Objective: Could you write out every record below exactly, leaving out any pictures?

Data lines:

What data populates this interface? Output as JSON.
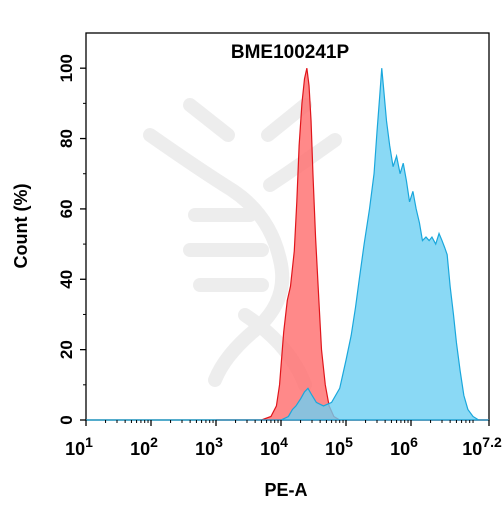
{
  "chart_data": {
    "type": "area",
    "title": "BME100241P",
    "xlabel": "PE-A",
    "ylabel": "Count (%)",
    "x_scale": "log",
    "xlim": [
      10,
      15848932
    ],
    "ylim": [
      0,
      110
    ],
    "x_ticks": [
      {
        "base": "10",
        "exp": "1",
        "value": 10
      },
      {
        "base": "10",
        "exp": "2",
        "value": 100
      },
      {
        "base": "10",
        "exp": "3",
        "value": 1000
      },
      {
        "base": "10",
        "exp": "4",
        "value": 10000
      },
      {
        "base": "10",
        "exp": "5",
        "value": 100000
      },
      {
        "base": "10",
        "exp": "6",
        "value": 1000000
      },
      {
        "base": "10",
        "exp": "7.2",
        "value": 15848932
      }
    ],
    "y_ticks": [
      "0",
      "20",
      "40",
      "60",
      "80",
      "100"
    ],
    "grid": false,
    "series": [
      {
        "color": "#ff6b6b",
        "stroke": "#e0151b",
        "points": [
          [
            1000,
            0
          ],
          [
            5000,
            0
          ],
          [
            7000,
            1
          ],
          [
            8500,
            4
          ],
          [
            9500,
            10
          ],
          [
            11000,
            25
          ],
          [
            12500,
            34
          ],
          [
            14000,
            38
          ],
          [
            16000,
            48
          ],
          [
            17500,
            62
          ],
          [
            19000,
            78
          ],
          [
            21000,
            90
          ],
          [
            23000,
            97
          ],
          [
            25000,
            100
          ],
          [
            27000,
            95
          ],
          [
            29000,
            85
          ],
          [
            31000,
            70
          ],
          [
            34000,
            52
          ],
          [
            38000,
            35
          ],
          [
            42000,
            20
          ],
          [
            48000,
            10
          ],
          [
            55000,
            4
          ],
          [
            65000,
            1
          ],
          [
            80000,
            0
          ],
          [
            15848932,
            0
          ]
        ]
      },
      {
        "color": "#6dd0f2",
        "stroke": "#1aa7dc",
        "points": [
          [
            10,
            0
          ],
          [
            10000,
            0
          ],
          [
            13000,
            1
          ],
          [
            15000,
            3
          ],
          [
            17000,
            4
          ],
          [
            20000,
            6
          ],
          [
            23000,
            8
          ],
          [
            26000,
            9
          ],
          [
            30000,
            7
          ],
          [
            35000,
            5
          ],
          [
            45000,
            4
          ],
          [
            60000,
            5
          ],
          [
            80000,
            9
          ],
          [
            100000,
            17
          ],
          [
            120000,
            24
          ],
          [
            140000,
            32
          ],
          [
            160000,
            40
          ],
          [
            190000,
            50
          ],
          [
            230000,
            60
          ],
          [
            270000,
            70
          ],
          [
            300000,
            82
          ],
          [
            330000,
            92
          ],
          [
            355000,
            100
          ],
          [
            380000,
            94
          ],
          [
            420000,
            85
          ],
          [
            470000,
            78
          ],
          [
            530000,
            72
          ],
          [
            600000,
            75
          ],
          [
            680000,
            70
          ],
          [
            760000,
            73
          ],
          [
            850000,
            68
          ],
          [
            950000,
            62
          ],
          [
            1070000,
            65
          ],
          [
            1200000,
            60
          ],
          [
            1350000,
            56
          ],
          [
            1500000,
            51
          ],
          [
            1700000,
            52
          ],
          [
            1900000,
            51
          ],
          [
            2100000,
            52
          ],
          [
            2400000,
            50
          ],
          [
            2700000,
            53
          ],
          [
            3000000,
            51
          ],
          [
            3300000,
            49
          ],
          [
            3600000,
            47
          ],
          [
            4000000,
            38
          ],
          [
            4500000,
            30
          ],
          [
            5000000,
            22
          ],
          [
            5700000,
            14
          ],
          [
            6500000,
            7
          ],
          [
            7500000,
            3
          ],
          [
            9000000,
            1
          ],
          [
            11000000,
            0
          ],
          [
            15848932,
            0
          ]
        ]
      }
    ]
  }
}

Result:
What data populates this interface? Output as JSON.
{
  "chart_data": {
    "type": "area",
    "title": "BME100241P",
    "xlabel": "PE-A",
    "ylabel": "Count (%)",
    "x_scale": "log",
    "xlim": [
      10,
      15848932
    ],
    "ylim": [
      0,
      110
    ],
    "x_ticks": [
      {
        "base": "10",
        "exp": "1",
        "value": 10
      },
      {
        "base": "10",
        "exp": "2",
        "value": 100
      },
      {
        "base": "10",
        "exp": "3",
        "value": 1000
      },
      {
        "base": "10",
        "exp": "4",
        "value": 10000
      },
      {
        "base": "10",
        "exp": "5",
        "value": 100000
      },
      {
        "base": "10",
        "exp": "6",
        "value": 1000000
      },
      {
        "base": "10",
        "exp": "7.2",
        "value": 15848932
      }
    ],
    "y_ticks": [
      "0",
      "20",
      "40",
      "60",
      "80",
      "100"
    ],
    "grid": false,
    "series": [
      {
        "color": "#ff6b6b",
        "stroke": "#e0151b",
        "points": [
          [
            1000,
            0
          ],
          [
            5000,
            0
          ],
          [
            7000,
            1
          ],
          [
            8500,
            4
          ],
          [
            9500,
            10
          ],
          [
            11000,
            25
          ],
          [
            12500,
            34
          ],
          [
            14000,
            38
          ],
          [
            16000,
            48
          ],
          [
            17500,
            62
          ],
          [
            19000,
            78
          ],
          [
            21000,
            90
          ],
          [
            23000,
            97
          ],
          [
            25000,
            100
          ],
          [
            27000,
            95
          ],
          [
            29000,
            85
          ],
          [
            31000,
            70
          ],
          [
            34000,
            52
          ],
          [
            38000,
            35
          ],
          [
            42000,
            20
          ],
          [
            48000,
            10
          ],
          [
            55000,
            4
          ],
          [
            65000,
            1
          ],
          [
            80000,
            0
          ],
          [
            15848932,
            0
          ]
        ]
      },
      {
        "color": "#6dd0f2",
        "stroke": "#1aa7dc",
        "points": [
          [
            10,
            0
          ],
          [
            10000,
            0
          ],
          [
            13000,
            1
          ],
          [
            15000,
            3
          ],
          [
            17000,
            4
          ],
          [
            20000,
            6
          ],
          [
            23000,
            8
          ],
          [
            26000,
            9
          ],
          [
            30000,
            7
          ],
          [
            35000,
            5
          ],
          [
            45000,
            4
          ],
          [
            60000,
            5
          ],
          [
            80000,
            9
          ],
          [
            100000,
            17
          ],
          [
            120000,
            24
          ],
          [
            140000,
            32
          ],
          [
            160000,
            40
          ],
          [
            190000,
            50
          ],
          [
            230000,
            60
          ],
          [
            270000,
            70
          ],
          [
            300000,
            82
          ],
          [
            330000,
            92
          ],
          [
            355000,
            100
          ],
          [
            380000,
            94
          ],
          [
            420000,
            85
          ],
          [
            470000,
            78
          ],
          [
            530000,
            72
          ],
          [
            600000,
            75
          ],
          [
            680000,
            70
          ],
          [
            760000,
            73
          ],
          [
            850000,
            68
          ],
          [
            950000,
            62
          ],
          [
            1070000,
            65
          ],
          [
            1200000,
            60
          ],
          [
            1350000,
            56
          ],
          [
            1500000,
            51
          ],
          [
            1700000,
            52
          ],
          [
            1900000,
            51
          ],
          [
            2100000,
            52
          ],
          [
            2400000,
            50
          ],
          [
            2700000,
            53
          ],
          [
            3000000,
            51
          ],
          [
            3300000,
            49
          ],
          [
            3600000,
            47
          ],
          [
            4000000,
            38
          ],
          [
            4500000,
            30
          ],
          [
            5000000,
            22
          ],
          [
            5700000,
            14
          ],
          [
            6500000,
            7
          ],
          [
            7500000,
            3
          ],
          [
            9000000,
            1
          ],
          [
            11000000,
            0
          ],
          [
            15848932,
            0
          ]
        ]
      }
    ]
  }
}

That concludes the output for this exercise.